Brief: In the text about LinkedIn below, copy word for word everything from "Continuing the theme" down to "undesired condensation effect.".

Speaking of featured updates, LinkedIn’s offering of a feature link is a large pastel box with tiny white copy within it. They look unappealing, characterless and disproportionately aligned. Sometimes the title is omitted completely – offering just a BitLy URL and a ClipArt image – leaving the viewer the taxing task of having to guess the content of the article. Occasionally, a connection posts a photo.
Continuing the theme and desire of “engaging” news, may I list photos that do not work on LinkedIn:
• I-am-standing-on-our-exhibition-stand shot. Especially if there is no one else on the stand and you are sporting a pained “how-much-has-this-cost-us” face.
• Look-at-our-new-office shot. Just a big fat So-What?
• Corporate Mug shots. You don’t look like this IRL – your company has invested in a photo dude to stand everyone against some weathered brickwork (arty!) or white space (formal!) to capture your best HIDW face.
• Any photo taken with a Nokia 520 phone for an undesired condensation effect.
• Trophies acquired during an industry awards ceremony that have been snapped out of focus and on the wonk with same Nokia.
Photos that do work: Staff charity days where everyone is dressed up and looks like they are having fun. Seriously.
Back to usability, my iPad tells me daily that LinkedIn has new notifications. Today, there were 7 and I was excited. On opening the app, the 7 instantly changed to 2 in the notifications flag icon. On selecting the icon, it changed to 1. What a carrot dangler. To top it off, it was another whinge from that solicitor with the 2-year gripe about the billing system.

Given records:
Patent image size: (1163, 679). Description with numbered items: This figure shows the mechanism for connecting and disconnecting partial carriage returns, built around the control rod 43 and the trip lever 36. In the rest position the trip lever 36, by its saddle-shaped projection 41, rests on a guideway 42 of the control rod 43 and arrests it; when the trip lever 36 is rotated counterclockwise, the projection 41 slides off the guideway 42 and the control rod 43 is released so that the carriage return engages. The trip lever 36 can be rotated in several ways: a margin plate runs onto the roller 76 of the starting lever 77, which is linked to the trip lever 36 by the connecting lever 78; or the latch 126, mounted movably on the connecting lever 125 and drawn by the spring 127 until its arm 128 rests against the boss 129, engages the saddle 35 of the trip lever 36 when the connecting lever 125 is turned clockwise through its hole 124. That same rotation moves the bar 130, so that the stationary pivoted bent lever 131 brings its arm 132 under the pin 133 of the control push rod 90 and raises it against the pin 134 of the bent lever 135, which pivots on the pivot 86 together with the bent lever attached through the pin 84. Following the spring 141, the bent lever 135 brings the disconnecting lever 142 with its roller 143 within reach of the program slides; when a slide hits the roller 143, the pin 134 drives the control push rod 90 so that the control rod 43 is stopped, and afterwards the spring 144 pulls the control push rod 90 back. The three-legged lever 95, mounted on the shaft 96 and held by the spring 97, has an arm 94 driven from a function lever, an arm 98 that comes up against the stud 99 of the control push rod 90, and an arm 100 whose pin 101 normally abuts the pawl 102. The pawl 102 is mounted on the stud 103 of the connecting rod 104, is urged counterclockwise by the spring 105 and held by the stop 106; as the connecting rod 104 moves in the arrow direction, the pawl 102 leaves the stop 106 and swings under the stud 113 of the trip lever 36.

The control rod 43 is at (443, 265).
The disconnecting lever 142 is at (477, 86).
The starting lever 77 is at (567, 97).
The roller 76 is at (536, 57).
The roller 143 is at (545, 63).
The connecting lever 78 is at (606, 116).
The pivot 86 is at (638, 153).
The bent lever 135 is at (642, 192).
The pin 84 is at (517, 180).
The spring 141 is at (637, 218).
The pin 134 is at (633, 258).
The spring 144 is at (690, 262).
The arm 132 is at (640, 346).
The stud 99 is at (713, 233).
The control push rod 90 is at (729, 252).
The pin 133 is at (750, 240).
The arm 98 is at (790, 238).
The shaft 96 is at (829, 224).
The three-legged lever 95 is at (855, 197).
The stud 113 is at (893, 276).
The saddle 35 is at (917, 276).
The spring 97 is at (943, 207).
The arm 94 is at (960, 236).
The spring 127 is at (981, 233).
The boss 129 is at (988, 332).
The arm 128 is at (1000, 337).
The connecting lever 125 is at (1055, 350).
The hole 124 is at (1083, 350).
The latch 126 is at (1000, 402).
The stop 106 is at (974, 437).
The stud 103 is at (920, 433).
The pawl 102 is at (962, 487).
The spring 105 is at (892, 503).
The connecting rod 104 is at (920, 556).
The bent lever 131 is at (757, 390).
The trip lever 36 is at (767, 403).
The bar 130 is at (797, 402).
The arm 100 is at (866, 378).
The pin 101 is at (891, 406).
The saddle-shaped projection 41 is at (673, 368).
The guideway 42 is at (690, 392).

Exercise output:
Continuing the theme and desire of “engaging” news, may I list photos that do not work on LinkedIn:
• I-am-standing-on-our-exhibition-stand shot. Especially if there is no one else on the stand and you are sporting a pained “how-much-has-this-cost-us” face.
• Look-at-our-new-office shot. Just a big fat So-What?
• Corporate Mug shots. You don’t look like this IRL – your company has invested in a photo dude to stand everyone against some weathered brickwork (arty!) or white space (formal!) to capture your best HIDW face.
• Any photo taken with a Nokia 520 phone for an undesired condensation effect.